▶ **What you need to do**:
Reproduce the listing below in its entirety. Change nothing.

Collected data
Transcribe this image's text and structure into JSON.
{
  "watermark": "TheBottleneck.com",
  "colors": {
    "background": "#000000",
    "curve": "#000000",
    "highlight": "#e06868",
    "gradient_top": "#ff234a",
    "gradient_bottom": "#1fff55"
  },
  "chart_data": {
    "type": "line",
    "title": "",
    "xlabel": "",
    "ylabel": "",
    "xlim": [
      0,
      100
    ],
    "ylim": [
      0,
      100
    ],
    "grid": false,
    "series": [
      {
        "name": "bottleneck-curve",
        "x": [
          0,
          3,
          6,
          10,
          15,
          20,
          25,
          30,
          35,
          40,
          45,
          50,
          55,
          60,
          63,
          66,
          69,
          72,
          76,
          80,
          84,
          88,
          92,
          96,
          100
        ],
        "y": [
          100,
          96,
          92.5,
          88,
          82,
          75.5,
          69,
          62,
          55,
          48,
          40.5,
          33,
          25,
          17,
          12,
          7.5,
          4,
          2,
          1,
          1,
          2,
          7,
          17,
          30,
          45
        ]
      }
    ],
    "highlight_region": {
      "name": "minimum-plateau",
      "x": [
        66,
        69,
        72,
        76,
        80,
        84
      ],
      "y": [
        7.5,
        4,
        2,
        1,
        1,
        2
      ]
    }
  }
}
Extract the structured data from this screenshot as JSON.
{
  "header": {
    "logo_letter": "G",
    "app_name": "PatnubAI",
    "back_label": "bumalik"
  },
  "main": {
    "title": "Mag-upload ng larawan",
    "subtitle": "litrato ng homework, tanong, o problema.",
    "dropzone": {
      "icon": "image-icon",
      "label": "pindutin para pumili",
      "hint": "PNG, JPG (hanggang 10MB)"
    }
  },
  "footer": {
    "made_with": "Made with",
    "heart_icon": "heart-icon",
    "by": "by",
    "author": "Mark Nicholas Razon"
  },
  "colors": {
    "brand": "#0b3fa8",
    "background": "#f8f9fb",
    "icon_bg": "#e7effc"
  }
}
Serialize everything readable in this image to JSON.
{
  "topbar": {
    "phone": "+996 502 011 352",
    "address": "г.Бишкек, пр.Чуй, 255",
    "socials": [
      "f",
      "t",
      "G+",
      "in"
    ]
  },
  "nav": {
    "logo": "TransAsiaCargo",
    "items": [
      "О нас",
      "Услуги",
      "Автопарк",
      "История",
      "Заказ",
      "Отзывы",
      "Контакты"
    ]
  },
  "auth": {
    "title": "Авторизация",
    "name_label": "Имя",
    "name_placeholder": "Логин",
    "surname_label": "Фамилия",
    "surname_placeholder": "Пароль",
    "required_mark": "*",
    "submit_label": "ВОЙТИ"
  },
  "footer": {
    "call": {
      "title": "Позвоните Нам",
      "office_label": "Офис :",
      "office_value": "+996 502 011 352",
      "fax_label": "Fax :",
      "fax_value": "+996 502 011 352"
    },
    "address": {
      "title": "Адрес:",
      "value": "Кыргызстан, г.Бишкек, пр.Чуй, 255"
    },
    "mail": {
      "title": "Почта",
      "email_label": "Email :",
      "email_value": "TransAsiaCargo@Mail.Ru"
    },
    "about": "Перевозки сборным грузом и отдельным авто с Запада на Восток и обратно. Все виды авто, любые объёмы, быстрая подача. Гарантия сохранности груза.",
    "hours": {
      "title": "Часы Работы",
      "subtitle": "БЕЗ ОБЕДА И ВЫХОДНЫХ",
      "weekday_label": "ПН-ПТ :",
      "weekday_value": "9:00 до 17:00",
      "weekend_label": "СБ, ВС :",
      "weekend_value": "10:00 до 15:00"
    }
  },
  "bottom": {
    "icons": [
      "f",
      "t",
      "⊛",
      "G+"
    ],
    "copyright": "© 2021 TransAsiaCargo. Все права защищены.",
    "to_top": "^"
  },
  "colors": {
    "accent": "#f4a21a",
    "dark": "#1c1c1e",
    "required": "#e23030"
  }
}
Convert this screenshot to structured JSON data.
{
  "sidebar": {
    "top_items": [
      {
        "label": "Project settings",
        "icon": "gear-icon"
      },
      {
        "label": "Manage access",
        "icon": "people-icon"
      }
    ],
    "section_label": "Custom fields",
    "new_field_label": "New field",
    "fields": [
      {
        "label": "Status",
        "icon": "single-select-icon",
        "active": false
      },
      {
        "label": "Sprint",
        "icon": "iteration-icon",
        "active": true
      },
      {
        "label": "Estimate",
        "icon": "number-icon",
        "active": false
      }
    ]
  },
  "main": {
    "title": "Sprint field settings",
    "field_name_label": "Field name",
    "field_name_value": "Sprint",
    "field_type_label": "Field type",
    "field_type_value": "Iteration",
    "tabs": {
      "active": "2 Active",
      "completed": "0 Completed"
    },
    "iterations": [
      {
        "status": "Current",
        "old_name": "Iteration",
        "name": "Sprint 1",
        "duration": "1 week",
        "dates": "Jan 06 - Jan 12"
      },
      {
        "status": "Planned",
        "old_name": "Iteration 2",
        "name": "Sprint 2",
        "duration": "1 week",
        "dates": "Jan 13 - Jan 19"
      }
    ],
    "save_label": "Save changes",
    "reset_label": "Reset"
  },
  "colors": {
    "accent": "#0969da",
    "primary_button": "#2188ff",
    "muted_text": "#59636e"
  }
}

▶ **Written reply**:
Transcribe this image's text and structure into JSON.
{
  "watermark": "TheBottleneck.com",
  "colors": {
    "background": "#000000",
    "curve": "#000000",
    "highlight": "#e06868",
    "gradient_top": "#ff234a",
    "gradient_bottom": "#1fff55"
  },
  "chart_data": {
    "type": "line",
    "title": "",
    "xlabel": "",
    "ylabel": "",
    "xlim": [
      0,
      100
    ],
    "ylim": [
      0,
      100
    ],
    "grid": false,
    "series": [
      {
        "name": "bottleneck-curve",
        "x": [
          0,
          3,
          6,
          10,
          15,
          20,
          25,
          30,
          35,
          40,
          45,
          50,
          55,
          60,
          63,
          66,
          69,
          72,
          76,
          80,
          84,
          88,
          92,
          96,
          100
        ],
        "y": [
          100,
          96,
          92.5,
          88,
          82,
          75.5,
          69,
          62,
          55,
          48,
          40.5,
          33,
          25,
          17,
          12,
          7.5,
          4,
          2,
          1,
          1,
          2,
          7,
          17,
          30,
          45
        ]
      }
    ],
    "highlight_region": {
      "name": "minimum-plateau",
      "x": [
        66,
        69,
        72,
        76,
        80,
        84
      ],
      "y": [
        7.5,
        4,
        2,
        1,
        1,
        2
      ]
    }
  }
}
Extract the structured data from this screenshot as JSON.
{
  "header": {
    "logo_letter": "G",
    "app_name": "PatnubAI",
    "back_label": "bumalik"
  },
  "main": {
    "title": "Mag-upload ng larawan",
    "subtitle": "litrato ng homework, tanong, o problema.",
    "dropzone": {
      "icon": "image-icon",
      "label": "pindutin para pumili",
      "hint": "PNG, JPG (hanggang 10MB)"
    }
  },
  "footer": {
    "made_with": "Made with",
    "heart_icon": "heart-icon",
    "by": "by",
    "author": "Mark Nicholas Razon"
  },
  "colors": {
    "brand": "#0b3fa8",
    "background": "#f8f9fb",
    "icon_bg": "#e7effc"
  }
}
Serialize everything readable in this image to JSON.
{
  "topbar": {
    "phone": "+996 502 011 352",
    "address": "г.Бишкек, пр.Чуй, 255",
    "socials": [
      "f",
      "t",
      "G+",
      "in"
    ]
  },
  "nav": {
    "logo": "TransAsiaCargo",
    "items": [
      "О нас",
      "Услуги",
      "Автопарк",
      "История",
      "Заказ",
      "Отзывы",
      "Контакты"
    ]
  },
  "auth": {
    "title": "Авторизация",
    "name_label": "Имя",
    "name_placeholder": "Логин",
    "surname_label": "Фамилия",
    "surname_placeholder": "Пароль",
    "required_mark": "*",
    "submit_label": "ВОЙТИ"
  },
  "footer": {
    "call": {
      "title": "Позвоните Нам",
      "office_label": "Офис :",
      "office_value": "+996 502 011 352",
      "fax_label": "Fax :",
      "fax_value": "+996 502 011 352"
    },
    "address": {
      "title": "Адрес:",
      "value": "Кыргызстан, г.Бишкек, пр.Чуй, 255"
    },
    "mail": {
      "title": "Почта",
      "email_label": "Email :",
      "email_value": "TransAsiaCargo@Mail.Ru"
    },
    "about": "Перевозки сборным грузом и отдельным авто с Запада на Восток и обратно. Все виды авто, любые объёмы, быстрая подача. Гарантия сохранности груза.",
    "hours": {
      "title": "Часы Работы",
      "subtitle": "БЕЗ ОБЕДА И ВЫХОДНЫХ",
      "weekday_label": "ПН-ПТ :",
      "weekday_value": "9:00 до 17:00",
      "weekend_label": "СБ, ВС :",
      "weekend_value": "10:00 до 15:00"
    }
  },
  "bottom": {
    "icons": [
      "f",
      "t",
      "⊛",
      "G+"
    ],
    "copyright": "© 2021 TransAsiaCargo. Все права защищены.",
    "to_top": "^"
  },
  "colors": {
    "accent": "#f4a21a",
    "dark": "#1c1c1e",
    "required": "#e23030"
  }
}
Convert this screenshot to structured JSON data.
{
  "sidebar": {
    "top_items": [
      {
        "label": "Project settings",
        "icon": "gear-icon"
      },
      {
        "label": "Manage access",
        "icon": "people-icon"
      }
    ],
    "section_label": "Custom fields",
    "new_field_label": "New field",
    "fields": [
      {
        "label": "Status",
        "icon": "single-select-icon",
        "active": false
      },
      {
        "label": "Sprint",
        "icon": "iteration-icon",
        "active": true
      },
      {
        "label": "Estimate",
        "icon": "number-icon",
        "active": false
      }
    ]
  },
  "main": {
    "title": "Sprint field settings",
    "field_name_label": "Field name",
    "field_name_value": "Sprint",
    "field_type_label": "Field type",
    "field_type_value": "Iteration",
    "tabs": {
      "active": "2 Active",
      "completed": "0 Completed"
    },
    "iterations": [
      {
        "status": "Current",
        "old_name": "Iteration",
        "name": "Sprint 1",
        "duration": "1 week",
        "dates": "Jan 06 - Jan 12"
      },
      {
        "status": "Planned",
        "old_name": "Iteration 2",
        "name": "Sprint 2",
        "duration": "1 week",
        "dates": "Jan 13 - Jan 19"
      }
    ],
    "save_label": "Save changes",
    "reset_label": "Reset"
  },
  "colors": {
    "accent": "#0969da",
    "primary_button": "#2188ff",
    "muted_text": "#59636e"
  }
}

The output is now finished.